▸ WHAT IS BEING ASKED
Please reproduce all the rows, substituting "clickable" for every "interactable" and leaving everything else unchanged.

*****

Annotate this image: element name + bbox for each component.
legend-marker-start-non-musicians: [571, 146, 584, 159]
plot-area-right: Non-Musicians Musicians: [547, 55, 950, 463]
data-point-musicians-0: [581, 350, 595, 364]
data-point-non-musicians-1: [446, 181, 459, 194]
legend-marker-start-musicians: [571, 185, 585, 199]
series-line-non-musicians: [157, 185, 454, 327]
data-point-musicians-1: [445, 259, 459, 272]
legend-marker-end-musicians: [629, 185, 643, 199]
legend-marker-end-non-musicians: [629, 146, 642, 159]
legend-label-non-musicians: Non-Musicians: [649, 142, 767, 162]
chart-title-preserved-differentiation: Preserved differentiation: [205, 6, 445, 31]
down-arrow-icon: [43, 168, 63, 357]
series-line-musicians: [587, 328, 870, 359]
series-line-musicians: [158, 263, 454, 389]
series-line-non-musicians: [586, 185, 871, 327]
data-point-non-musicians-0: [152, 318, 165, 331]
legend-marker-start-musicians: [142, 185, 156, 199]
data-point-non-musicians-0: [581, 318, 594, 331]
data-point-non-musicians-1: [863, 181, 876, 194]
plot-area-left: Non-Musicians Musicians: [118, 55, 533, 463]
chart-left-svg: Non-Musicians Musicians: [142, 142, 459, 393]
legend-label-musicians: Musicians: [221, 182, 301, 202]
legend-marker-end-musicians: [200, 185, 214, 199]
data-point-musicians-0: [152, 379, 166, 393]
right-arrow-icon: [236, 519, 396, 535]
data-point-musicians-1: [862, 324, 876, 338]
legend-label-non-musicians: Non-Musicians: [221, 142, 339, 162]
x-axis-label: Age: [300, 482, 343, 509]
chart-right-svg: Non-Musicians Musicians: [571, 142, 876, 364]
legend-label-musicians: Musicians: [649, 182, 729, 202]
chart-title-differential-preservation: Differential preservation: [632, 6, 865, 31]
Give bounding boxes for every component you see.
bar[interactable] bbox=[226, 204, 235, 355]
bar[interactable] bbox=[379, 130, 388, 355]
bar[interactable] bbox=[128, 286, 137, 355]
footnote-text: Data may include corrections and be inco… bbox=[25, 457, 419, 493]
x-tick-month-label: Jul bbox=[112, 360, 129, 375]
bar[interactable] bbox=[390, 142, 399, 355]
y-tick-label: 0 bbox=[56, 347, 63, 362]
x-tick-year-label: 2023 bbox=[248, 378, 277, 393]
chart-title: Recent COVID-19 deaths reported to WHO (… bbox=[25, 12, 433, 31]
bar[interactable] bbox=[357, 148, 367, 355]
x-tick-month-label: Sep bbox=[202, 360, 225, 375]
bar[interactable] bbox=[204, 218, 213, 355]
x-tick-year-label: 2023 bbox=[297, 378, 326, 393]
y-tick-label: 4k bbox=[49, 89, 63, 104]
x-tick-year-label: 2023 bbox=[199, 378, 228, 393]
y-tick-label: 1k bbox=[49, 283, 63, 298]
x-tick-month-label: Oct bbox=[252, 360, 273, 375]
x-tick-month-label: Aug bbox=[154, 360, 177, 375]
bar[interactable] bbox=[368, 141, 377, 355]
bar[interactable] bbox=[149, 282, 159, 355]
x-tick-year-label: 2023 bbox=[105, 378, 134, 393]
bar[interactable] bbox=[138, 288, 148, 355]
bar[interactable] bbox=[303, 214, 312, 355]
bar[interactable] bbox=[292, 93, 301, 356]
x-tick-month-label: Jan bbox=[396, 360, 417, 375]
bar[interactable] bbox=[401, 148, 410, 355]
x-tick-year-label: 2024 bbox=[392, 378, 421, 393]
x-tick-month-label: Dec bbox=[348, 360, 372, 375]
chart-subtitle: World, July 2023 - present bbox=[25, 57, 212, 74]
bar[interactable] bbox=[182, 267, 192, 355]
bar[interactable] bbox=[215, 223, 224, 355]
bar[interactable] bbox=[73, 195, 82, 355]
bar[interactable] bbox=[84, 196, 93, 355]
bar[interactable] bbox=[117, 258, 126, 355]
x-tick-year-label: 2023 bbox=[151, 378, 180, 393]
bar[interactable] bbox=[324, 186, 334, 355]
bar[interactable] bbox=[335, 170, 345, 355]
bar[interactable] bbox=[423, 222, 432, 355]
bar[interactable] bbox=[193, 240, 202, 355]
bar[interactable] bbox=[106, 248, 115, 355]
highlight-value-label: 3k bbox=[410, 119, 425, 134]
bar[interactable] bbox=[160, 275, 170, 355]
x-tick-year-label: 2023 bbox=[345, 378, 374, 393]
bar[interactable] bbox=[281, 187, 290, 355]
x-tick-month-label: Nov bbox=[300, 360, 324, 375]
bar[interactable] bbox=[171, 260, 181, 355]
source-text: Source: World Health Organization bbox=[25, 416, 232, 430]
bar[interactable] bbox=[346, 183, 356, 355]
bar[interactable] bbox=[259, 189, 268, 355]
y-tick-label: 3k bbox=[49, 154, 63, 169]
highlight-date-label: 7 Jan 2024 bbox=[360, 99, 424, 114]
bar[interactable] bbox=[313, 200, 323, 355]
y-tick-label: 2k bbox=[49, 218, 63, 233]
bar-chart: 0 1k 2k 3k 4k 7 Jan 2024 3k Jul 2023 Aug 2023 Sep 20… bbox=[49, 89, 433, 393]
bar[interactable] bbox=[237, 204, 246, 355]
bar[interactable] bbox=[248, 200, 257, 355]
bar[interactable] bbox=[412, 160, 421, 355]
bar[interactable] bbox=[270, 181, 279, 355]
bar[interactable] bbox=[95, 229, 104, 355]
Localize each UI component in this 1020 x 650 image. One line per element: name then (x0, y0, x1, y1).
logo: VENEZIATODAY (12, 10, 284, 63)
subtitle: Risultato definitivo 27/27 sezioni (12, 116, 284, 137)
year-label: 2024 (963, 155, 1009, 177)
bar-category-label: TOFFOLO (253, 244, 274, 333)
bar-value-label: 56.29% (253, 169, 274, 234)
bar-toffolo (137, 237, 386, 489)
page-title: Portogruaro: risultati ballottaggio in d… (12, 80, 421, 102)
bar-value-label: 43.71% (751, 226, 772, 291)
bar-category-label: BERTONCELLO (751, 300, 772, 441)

*****

▸ TASK OUTPUT
Annotate this image: element name + bbox for each component.
legend-marker-start-non-musicians: [571, 146, 584, 159]
plot-area-right: Non-Musicians Musicians: [547, 55, 950, 463]
data-point-musicians-0: [581, 350, 595, 364]
data-point-non-musicians-1: [446, 181, 459, 194]
legend-marker-start-musicians: [571, 185, 585, 199]
series-line-non-musicians: [157, 185, 454, 327]
data-point-musicians-1: [445, 259, 459, 272]
legend-marker-end-musicians: [629, 185, 643, 199]
legend-marker-end-non-musicians: [629, 146, 642, 159]
legend-label-non-musicians: Non-Musicians: [649, 142, 767, 162]
chart-title-preserved-differentiation: Preserved differentiation: [205, 6, 445, 31]
down-arrow-icon: [43, 168, 63, 357]
series-line-musicians: [587, 328, 870, 359]
series-line-musicians: [158, 263, 454, 389]
series-line-non-musicians: [586, 185, 871, 327]
data-point-non-musicians-0: [152, 318, 165, 331]
legend-marker-start-musicians: [142, 185, 156, 199]
data-point-non-musicians-0: [581, 318, 594, 331]
data-point-non-musicians-1: [863, 181, 876, 194]
plot-area-left: Non-Musicians Musicians: [118, 55, 533, 463]
chart-left-svg: Non-Musicians Musicians: [142, 142, 459, 393]
legend-label-musicians: Musicians: [221, 182, 301, 202]
legend-marker-end-musicians: [200, 185, 214, 199]
data-point-musicians-0: [152, 379, 166, 393]
right-arrow-icon: [236, 519, 396, 535]
data-point-musicians-1: [862, 324, 876, 338]
legend-label-non-musicians: Non-Musicians: [221, 142, 339, 162]
x-axis-label: Age: [300, 482, 343, 509]
chart-right-svg: Non-Musicians Musicians: [571, 142, 876, 364]
legend-label-musicians: Musicians: [649, 182, 729, 202]
chart-title-differential-preservation: Differential preservation: [632, 6, 865, 31]
Give bounding boxes for every component you see.
bar[clickable] bbox=[226, 204, 235, 355]
bar[clickable] bbox=[379, 130, 388, 355]
bar[clickable] bbox=[128, 286, 137, 355]
footnote-text: Data may include corrections and be inco… bbox=[25, 457, 419, 493]
x-tick-month-label: Jul bbox=[112, 360, 129, 375]
bar[clickable] bbox=[390, 142, 399, 355]
y-tick-label: 0 bbox=[56, 347, 63, 362]
x-tick-year-label: 2023 bbox=[248, 378, 277, 393]
chart-title: Recent COVID-19 deaths reported to WHO (… bbox=[25, 12, 433, 31]
bar[clickable] bbox=[357, 148, 367, 355]
x-tick-month-label: Sep bbox=[202, 360, 225, 375]
bar[clickable] bbox=[204, 218, 213, 355]
x-tick-year-label: 2023 bbox=[297, 378, 326, 393]
y-tick-label: 4k bbox=[49, 89, 63, 104]
x-tick-year-label: 2023 bbox=[199, 378, 228, 393]
y-tick-label: 1k bbox=[49, 283, 63, 298]
x-tick-month-label: Oct bbox=[252, 360, 273, 375]
x-tick-month-label: Aug bbox=[154, 360, 177, 375]
bar[clickable] bbox=[368, 141, 377, 355]
bar[clickable] bbox=[149, 282, 159, 355]
x-tick-year-label: 2023 bbox=[105, 378, 134, 393]
bar[clickable] bbox=[138, 288, 148, 355]
bar[clickable] bbox=[303, 214, 312, 355]
bar[clickable] bbox=[292, 93, 301, 356]
x-tick-month-label: Jan bbox=[396, 360, 417, 375]
bar[clickable] bbox=[401, 148, 410, 355]
x-tick-year-label: 2024 bbox=[392, 378, 421, 393]
x-tick-month-label: Dec bbox=[348, 360, 372, 375]
chart-subtitle: World, July 2023 - present bbox=[25, 57, 212, 74]
bar[clickable] bbox=[182, 267, 192, 355]
bar[clickable] bbox=[215, 223, 224, 355]
bar[clickable] bbox=[73, 195, 82, 355]
bar[clickable] bbox=[84, 196, 93, 355]
bar[clickable] bbox=[117, 258, 126, 355]
x-tick-year-label: 2023 bbox=[151, 378, 180, 393]
bar[clickable] bbox=[324, 186, 334, 355]
bar[clickable] bbox=[335, 170, 345, 355]
bar[clickable] bbox=[423, 222, 432, 355]
bar[clickable] bbox=[193, 240, 202, 355]
bar[clickable] bbox=[106, 248, 115, 355]
highlight-value-label: 3k bbox=[410, 119, 425, 134]
bar[clickable] bbox=[160, 275, 170, 355]
x-tick-year-label: 2023 bbox=[345, 378, 374, 393]
bar[clickable] bbox=[281, 187, 290, 355]
x-tick-month-label: Nov bbox=[300, 360, 324, 375]
bar[clickable] bbox=[171, 260, 181, 355]
source-text: Source: World Health Organization bbox=[25, 416, 232, 430]
bar[clickable] bbox=[346, 183, 356, 355]
bar[clickable] bbox=[259, 189, 268, 355]
y-tick-label: 3k bbox=[49, 154, 63, 169]
highlight-date-label: 7 Jan 2024 bbox=[360, 99, 424, 114]
bar[clickable] bbox=[313, 200, 323, 355]
y-tick-label: 2k bbox=[49, 218, 63, 233]
bar-chart: 0 1k 2k 3k 4k 7 Jan 2024 3k Jul 2023 Aug 2023 Sep 20… bbox=[49, 89, 433, 393]
bar[clickable] bbox=[237, 204, 246, 355]
bar[clickable] bbox=[248, 200, 257, 355]
bar[clickable] bbox=[412, 160, 421, 355]
bar[clickable] bbox=[270, 181, 279, 355]
bar[clickable] bbox=[95, 229, 104, 355]
Localize each UI component in this 1020 x 650 image. One line per element: name then (x0, y0, x1, y1).
logo: VENEZIATODAY (12, 10, 284, 63)
subtitle: Risultato definitivo 27/27 sezioni (12, 116, 284, 137)
year-label: 2024 (963, 155, 1009, 177)
bar-category-label: TOFFOLO (253, 244, 274, 333)
bar-value-label: 56.29% (253, 169, 274, 234)
bar-toffolo (137, 237, 386, 489)
page-title: Portogruaro: risultati ballottaggio in d… (12, 80, 421, 102)
bar-value-label: 43.71% (751, 226, 772, 291)
bar-category-label: BERTONCELLO (751, 300, 772, 441)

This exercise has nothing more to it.